Collect all lines below with the string "single".
━━━━━━━━━━
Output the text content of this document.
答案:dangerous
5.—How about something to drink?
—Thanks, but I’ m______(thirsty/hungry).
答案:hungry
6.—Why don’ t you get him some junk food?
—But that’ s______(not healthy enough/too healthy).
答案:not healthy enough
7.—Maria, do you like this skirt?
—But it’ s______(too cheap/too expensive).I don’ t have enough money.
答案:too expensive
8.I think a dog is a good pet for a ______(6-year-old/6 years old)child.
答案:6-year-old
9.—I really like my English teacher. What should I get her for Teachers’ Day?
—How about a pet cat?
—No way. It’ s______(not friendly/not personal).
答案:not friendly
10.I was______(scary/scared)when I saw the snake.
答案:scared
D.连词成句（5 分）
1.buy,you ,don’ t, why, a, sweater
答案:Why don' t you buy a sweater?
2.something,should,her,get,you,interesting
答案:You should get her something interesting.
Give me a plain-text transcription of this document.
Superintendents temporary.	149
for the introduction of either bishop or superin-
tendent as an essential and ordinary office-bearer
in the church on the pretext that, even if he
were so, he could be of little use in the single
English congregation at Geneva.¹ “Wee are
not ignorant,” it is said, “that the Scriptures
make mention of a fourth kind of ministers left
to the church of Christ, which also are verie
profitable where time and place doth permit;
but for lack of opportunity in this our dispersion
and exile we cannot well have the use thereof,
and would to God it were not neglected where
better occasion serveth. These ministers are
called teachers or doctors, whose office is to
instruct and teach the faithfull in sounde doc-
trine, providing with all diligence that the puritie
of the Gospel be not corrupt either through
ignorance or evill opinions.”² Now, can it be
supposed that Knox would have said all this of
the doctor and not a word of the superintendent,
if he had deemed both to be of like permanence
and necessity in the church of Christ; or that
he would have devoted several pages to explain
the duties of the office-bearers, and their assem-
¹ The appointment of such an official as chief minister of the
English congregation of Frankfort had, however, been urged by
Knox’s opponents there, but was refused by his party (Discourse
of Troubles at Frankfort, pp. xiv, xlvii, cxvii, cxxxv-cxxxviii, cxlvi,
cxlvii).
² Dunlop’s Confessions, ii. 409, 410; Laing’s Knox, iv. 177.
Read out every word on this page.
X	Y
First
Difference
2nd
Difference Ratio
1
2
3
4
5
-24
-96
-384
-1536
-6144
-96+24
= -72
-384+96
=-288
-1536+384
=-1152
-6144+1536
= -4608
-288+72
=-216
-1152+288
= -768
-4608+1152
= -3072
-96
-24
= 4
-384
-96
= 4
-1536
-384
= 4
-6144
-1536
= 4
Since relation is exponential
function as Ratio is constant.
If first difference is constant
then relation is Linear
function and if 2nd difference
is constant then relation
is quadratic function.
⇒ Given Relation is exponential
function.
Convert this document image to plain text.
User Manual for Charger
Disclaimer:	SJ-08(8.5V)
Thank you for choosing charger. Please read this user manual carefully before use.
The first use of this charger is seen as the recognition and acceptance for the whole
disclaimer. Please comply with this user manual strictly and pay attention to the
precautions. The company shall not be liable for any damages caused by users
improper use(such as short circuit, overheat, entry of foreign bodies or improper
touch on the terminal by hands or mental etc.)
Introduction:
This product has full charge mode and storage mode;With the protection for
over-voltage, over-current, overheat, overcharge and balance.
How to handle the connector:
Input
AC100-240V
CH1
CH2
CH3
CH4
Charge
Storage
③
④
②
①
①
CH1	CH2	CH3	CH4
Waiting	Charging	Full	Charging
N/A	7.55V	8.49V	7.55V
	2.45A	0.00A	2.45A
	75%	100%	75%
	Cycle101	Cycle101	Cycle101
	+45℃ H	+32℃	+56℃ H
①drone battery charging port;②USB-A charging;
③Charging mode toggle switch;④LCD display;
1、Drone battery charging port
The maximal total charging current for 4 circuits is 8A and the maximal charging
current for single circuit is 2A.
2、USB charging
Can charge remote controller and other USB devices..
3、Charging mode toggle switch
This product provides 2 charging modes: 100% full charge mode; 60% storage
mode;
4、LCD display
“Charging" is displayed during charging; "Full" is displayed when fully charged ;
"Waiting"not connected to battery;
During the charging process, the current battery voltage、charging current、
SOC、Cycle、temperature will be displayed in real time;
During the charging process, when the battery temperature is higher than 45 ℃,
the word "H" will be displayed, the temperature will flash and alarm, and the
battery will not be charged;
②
━━━━━━━━━━
TASK RESPONSE ::
were so, he could be of little use in the single
current for single circuit is 2A.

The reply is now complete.